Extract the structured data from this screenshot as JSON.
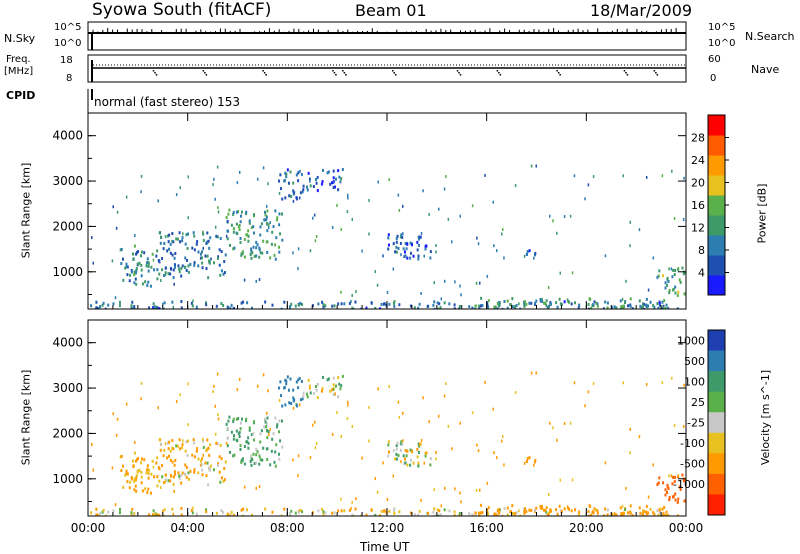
{
  "header": {
    "station": "Syowa South (fitACF)",
    "beam": "Beam 01",
    "date": "18/Mar/2009"
  },
  "summary_panels": {
    "nsky_label": "N.Sky",
    "nsky_ticks": [
      "10^5",
      "10^0"
    ],
    "nsearch_label": "N.Search",
    "nsearch_ticks": [
      "10^5",
      "10^0"
    ],
    "freq_label": "Freq.",
    "freq_unit": "[MHz]",
    "freq_ticks": [
      "18",
      "8"
    ],
    "nave_label": "Nave",
    "nave_ticks": [
      "60",
      "0"
    ],
    "cpid_label": "CPID",
    "cpid_value": "normal (fast stereo) 153"
  },
  "colors": {
    "power_scale": [
      "#1a1aff",
      "#1f4fb0",
      "#2e7db0",
      "#3f9a6a",
      "#5ab04a",
      "#e8c020",
      "#ff9a00",
      "#ff5a00",
      "#ff0000"
    ],
    "velocity_scale": [
      "#1f3fb0",
      "#2e7db0",
      "#3f9a6a",
      "#5ab04a",
      "#c8c8c8",
      "#e8c020",
      "#ff9a00",
      "#ff6000",
      "#ff2000"
    ]
  },
  "chart_data": [
    {
      "type": "heatmap",
      "panel": "power",
      "ylabel": "Slant Range [km]",
      "ylim": [
        180,
        4500
      ],
      "yticks": [
        "4000",
        "3000",
        "2000",
        "1000"
      ],
      "colorbar_label": "Power [dB]",
      "colorbar_ticks": [
        "28",
        "24",
        "20",
        "16",
        "12",
        "8",
        "4"
      ],
      "colorbar_range": [
        0,
        32
      ],
      "echo_regions": [
        {
          "t0": 1.2,
          "t1": 2.8,
          "r0": 700,
          "r1": 1600,
          "level": 10
        },
        {
          "t0": 2.8,
          "t1": 5.5,
          "r0": 900,
          "r1": 1900,
          "level": 9
        },
        {
          "t0": 5.5,
          "t1": 7.8,
          "r0": 1300,
          "r1": 2400,
          "level": 12
        },
        {
          "t0": 7.6,
          "t1": 8.6,
          "r0": 2600,
          "r1": 3300,
          "level": 7
        },
        {
          "t0": 8.6,
          "t1": 10.2,
          "r0": 2800,
          "r1": 3300,
          "level": 6
        },
        {
          "t0": 12.0,
          "t1": 13.8,
          "r0": 1300,
          "r1": 1900,
          "level": 6
        },
        {
          "t0": 17.5,
          "t1": 18.0,
          "r0": 1200,
          "r1": 1500,
          "level": 6
        },
        {
          "t0": 22.8,
          "t1": 23.9,
          "r0": 500,
          "r1": 1200,
          "level": 14
        },
        {
          "t0": 0.0,
          "t1": 24.0,
          "r0": 200,
          "r1": 380,
          "level": 8
        },
        {
          "t0": 15.5,
          "t1": 23.5,
          "r0": 220,
          "r1": 450,
          "level": 12
        }
      ]
    },
    {
      "type": "heatmap",
      "panel": "velocity",
      "ylabel": "Slant Range [km]",
      "ylim": [
        180,
        4500
      ],
      "yticks": [
        "4000",
        "3000",
        "2000",
        "1000"
      ],
      "xlabel": "Time UT",
      "xticks": [
        "00:00",
        "04:00",
        "08:00",
        "12:00",
        "16:00",
        "20:00",
        "00:00"
      ],
      "xlim": [
        0,
        24
      ],
      "colorbar_label": "Velocity [m s^-1]",
      "colorbar_ticks": [
        "1000",
        "500",
        "100",
        "25",
        "-25",
        "-100",
        "-500",
        "-1000"
      ],
      "echo_regions": [
        {
          "t0": 1.2,
          "t1": 2.8,
          "r0": 700,
          "r1": 1600,
          "level": -150
        },
        {
          "t0": 2.8,
          "t1": 5.5,
          "r0": 900,
          "r1": 1900,
          "level": -80
        },
        {
          "t0": 5.5,
          "t1": 7.8,
          "r0": 1300,
          "r1": 2400,
          "level": 120
        },
        {
          "t0": 7.6,
          "t1": 8.6,
          "r0": 2600,
          "r1": 3300,
          "level": 600
        },
        {
          "t0": 8.6,
          "t1": 10.2,
          "r0": 2800,
          "r1": 3300,
          "level": 10
        },
        {
          "t0": 12.0,
          "t1": 13.8,
          "r0": 1300,
          "r1": 1900,
          "level": 0
        },
        {
          "t0": 17.5,
          "t1": 18.0,
          "r0": 1200,
          "r1": 1500,
          "level": -400
        },
        {
          "t0": 22.8,
          "t1": 23.9,
          "r0": 500,
          "r1": 1200,
          "level": -700
        },
        {
          "t0": 0.0,
          "t1": 24.0,
          "r0": 200,
          "r1": 380,
          "level": -60
        },
        {
          "t0": 15.5,
          "t1": 23.5,
          "r0": 220,
          "r1": 450,
          "level": -300
        }
      ]
    }
  ]
}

******

* Task directions: Every record above should be written out again exactly; the pictures stay out of the copy.

* Expected output:
Extract the structured data from this screenshot as JSON.
{
  "header": {
    "station": "Syowa South (fitACF)",
    "beam": "Beam 01",
    "date": "18/Mar/2009"
  },
  "summary_panels": {
    "nsky_label": "N.Sky",
    "nsky_ticks": [
      "10^5",
      "10^0"
    ],
    "nsearch_label": "N.Search",
    "nsearch_ticks": [
      "10^5",
      "10^0"
    ],
    "freq_label": "Freq.",
    "freq_unit": "[MHz]",
    "freq_ticks": [
      "18",
      "8"
    ],
    "nave_label": "Nave",
    "nave_ticks": [
      "60",
      "0"
    ],
    "cpid_label": "CPID",
    "cpid_value": "normal (fast stereo) 153"
  },
  "colors": {
    "power_scale": [
      "#1a1aff",
      "#1f4fb0",
      "#2e7db0",
      "#3f9a6a",
      "#5ab04a",
      "#e8c020",
      "#ff9a00",
      "#ff5a00",
      "#ff0000"
    ],
    "velocity_scale": [
      "#1f3fb0",
      "#2e7db0",
      "#3f9a6a",
      "#5ab04a",
      "#c8c8c8",
      "#e8c020",
      "#ff9a00",
      "#ff6000",
      "#ff2000"
    ]
  },
  "chart_data": [
    {
      "type": "heatmap",
      "panel": "power",
      "ylabel": "Slant Range [km]",
      "ylim": [
        180,
        4500
      ],
      "yticks": [
        "4000",
        "3000",
        "2000",
        "1000"
      ],
      "colorbar_label": "Power [dB]",
      "colorbar_ticks": [
        "28",
        "24",
        "20",
        "16",
        "12",
        "8",
        "4"
      ],
      "colorbar_range": [
        0,
        32
      ],
      "echo_regions": [
        {
          "t0": 1.2,
          "t1": 2.8,
          "r0": 700,
          "r1": 1600,
          "level": 10
        },
        {
          "t0": 2.8,
          "t1": 5.5,
          "r0": 900,
          "r1": 1900,
          "level": 9
        },
        {
          "t0": 5.5,
          "t1": 7.8,
          "r0": 1300,
          "r1": 2400,
          "level": 12
        },
        {
          "t0": 7.6,
          "t1": 8.6,
          "r0": 2600,
          "r1": 3300,
          "level": 7
        },
        {
          "t0": 8.6,
          "t1": 10.2,
          "r0": 2800,
          "r1": 3300,
          "level": 6
        },
        {
          "t0": 12.0,
          "t1": 13.8,
          "r0": 1300,
          "r1": 1900,
          "level": 6
        },
        {
          "t0": 17.5,
          "t1": 18.0,
          "r0": 1200,
          "r1": 1500,
          "level": 6
        },
        {
          "t0": 22.8,
          "t1": 23.9,
          "r0": 500,
          "r1": 1200,
          "level": 14
        },
        {
          "t0": 0.0,
          "t1": 24.0,
          "r0": 200,
          "r1": 380,
          "level": 8
        },
        {
          "t0": 15.5,
          "t1": 23.5,
          "r0": 220,
          "r1": 450,
          "level": 12
        }
      ]
    },
    {
      "type": "heatmap",
      "panel": "velocity",
      "ylabel": "Slant Range [km]",
      "ylim": [
        180,
        4500
      ],
      "yticks": [
        "4000",
        "3000",
        "2000",
        "1000"
      ],
      "xlabel": "Time UT",
      "xticks": [
        "00:00",
        "04:00",
        "08:00",
        "12:00",
        "16:00",
        "20:00",
        "00:00"
      ],
      "xlim": [
        0,
        24
      ],
      "colorbar_label": "Velocity [m s^-1]",
      "colorbar_ticks": [
        "1000",
        "500",
        "100",
        "25",
        "-25",
        "-100",
        "-500",
        "-1000"
      ],
      "echo_regions": [
        {
          "t0": 1.2,
          "t1": 2.8,
          "r0": 700,
          "r1": 1600,
          "level": -150
        },
        {
          "t0": 2.8,
          "t1": 5.5,
          "r0": 900,
          "r1": 1900,
          "level": -80
        },
        {
          "t0": 5.5,
          "t1": 7.8,
          "r0": 1300,
          "r1": 2400,
          "level": 120
        },
        {
          "t0": 7.6,
          "t1": 8.6,
          "r0": 2600,
          "r1": 3300,
          "level": 600
        },
        {
          "t0": 8.6,
          "t1": 10.2,
          "r0": 2800,
          "r1": 3300,
          "level": 10
        },
        {
          "t0": 12.0,
          "t1": 13.8,
          "r0": 1300,
          "r1": 1900,
          "level": 0
        },
        {
          "t0": 17.5,
          "t1": 18.0,
          "r0": 1200,
          "r1": 1500,
          "level": -400
        },
        {
          "t0": 22.8,
          "t1": 23.9,
          "r0": 500,
          "r1": 1200,
          "level": -700
        },
        {
          "t0": 0.0,
          "t1": 24.0,
          "r0": 200,
          "r1": 380,
          "level": -60
        },
        {
          "t0": 15.5,
          "t1": 23.5,
          "r0": 220,
          "r1": 450,
          "level": -300
        }
      ]
    }
  ]
}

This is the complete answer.